Records from a dataset
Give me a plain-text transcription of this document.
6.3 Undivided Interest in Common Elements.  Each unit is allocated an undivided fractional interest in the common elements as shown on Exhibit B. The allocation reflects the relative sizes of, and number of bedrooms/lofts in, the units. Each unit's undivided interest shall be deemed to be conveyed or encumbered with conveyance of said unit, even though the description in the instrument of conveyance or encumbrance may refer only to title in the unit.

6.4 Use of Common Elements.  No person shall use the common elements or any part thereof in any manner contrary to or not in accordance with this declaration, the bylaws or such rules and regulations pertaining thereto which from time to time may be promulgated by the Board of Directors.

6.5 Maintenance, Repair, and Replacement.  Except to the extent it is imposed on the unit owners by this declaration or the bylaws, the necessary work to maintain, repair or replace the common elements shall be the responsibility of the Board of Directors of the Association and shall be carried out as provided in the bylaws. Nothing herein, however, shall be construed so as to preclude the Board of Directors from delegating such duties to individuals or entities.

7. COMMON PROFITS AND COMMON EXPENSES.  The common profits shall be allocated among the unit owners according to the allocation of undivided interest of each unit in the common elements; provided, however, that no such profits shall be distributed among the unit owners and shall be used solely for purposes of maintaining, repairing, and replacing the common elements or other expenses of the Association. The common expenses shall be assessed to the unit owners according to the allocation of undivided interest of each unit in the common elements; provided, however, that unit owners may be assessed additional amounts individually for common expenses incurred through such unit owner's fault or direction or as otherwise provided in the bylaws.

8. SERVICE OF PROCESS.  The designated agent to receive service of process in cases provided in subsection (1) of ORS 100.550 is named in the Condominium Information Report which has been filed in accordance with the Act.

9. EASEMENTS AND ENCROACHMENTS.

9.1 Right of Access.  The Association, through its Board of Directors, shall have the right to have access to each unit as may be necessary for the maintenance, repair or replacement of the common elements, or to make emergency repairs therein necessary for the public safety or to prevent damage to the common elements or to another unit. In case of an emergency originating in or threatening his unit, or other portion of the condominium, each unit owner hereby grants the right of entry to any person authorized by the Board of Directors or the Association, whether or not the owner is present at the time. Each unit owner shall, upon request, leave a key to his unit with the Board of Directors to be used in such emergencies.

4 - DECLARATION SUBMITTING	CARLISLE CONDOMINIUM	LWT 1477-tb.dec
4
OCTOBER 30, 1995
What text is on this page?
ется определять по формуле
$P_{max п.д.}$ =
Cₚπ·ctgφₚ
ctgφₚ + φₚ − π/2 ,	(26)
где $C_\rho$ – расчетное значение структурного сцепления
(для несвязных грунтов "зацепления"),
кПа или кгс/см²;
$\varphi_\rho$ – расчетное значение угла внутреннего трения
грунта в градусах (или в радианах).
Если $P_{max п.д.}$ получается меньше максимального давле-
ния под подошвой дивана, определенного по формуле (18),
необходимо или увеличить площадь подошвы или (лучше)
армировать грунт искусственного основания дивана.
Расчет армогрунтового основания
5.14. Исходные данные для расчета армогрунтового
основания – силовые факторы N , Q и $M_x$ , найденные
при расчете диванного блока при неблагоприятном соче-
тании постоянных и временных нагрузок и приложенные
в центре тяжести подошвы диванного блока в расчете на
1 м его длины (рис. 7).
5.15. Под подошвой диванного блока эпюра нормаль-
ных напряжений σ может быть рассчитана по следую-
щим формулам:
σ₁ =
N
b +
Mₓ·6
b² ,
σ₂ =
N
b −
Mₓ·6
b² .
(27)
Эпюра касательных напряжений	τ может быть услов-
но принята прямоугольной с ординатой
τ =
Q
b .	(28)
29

TASK TO COMPLETE -> Pick each line holding the word "bylaws" out of the data and copy it.

COMPLETED EXERCISE ->
6.4 Use of Common Elements.  No person shall use the common elements or any part thereof in any manner contrary to or not in accordance with this declaration, the bylaws or such rules and regulations pertaining thereto which from time to time may be promulgated by the Board of Directors.
6.5 Maintenance, Repair, and Replacement.  Except to the extent it is imposed on the unit owners by this declaration or the bylaws, the necessary work to maintain, repair or replace the common elements shall be the responsibility of the Board of Directors of the Association and shall be carried out as provided in the bylaws. Nothing herein, however, shall be construed so as to preclude the Board of Directors from delegating such duties to individuals or entities.
7. COMMON PROFITS AND COMMON EXPENSES.  The common profits shall be allocated among the unit owners according to the allocation of undivided interest of each unit in the common elements; provided, however, that no such profits shall be distributed among the unit owners and shall be used solely for purposes of maintaining, repairing, and replacing the common elements or other expenses of the Association. The common expenses shall be assessed to the unit owners according to the allocation of undivided interest of each unit in the common elements; provided, however, that unit owners may be assessed additional amounts individually for common expenses incurred through such unit owner's fault or direction or as otherwise provided in the bylaws.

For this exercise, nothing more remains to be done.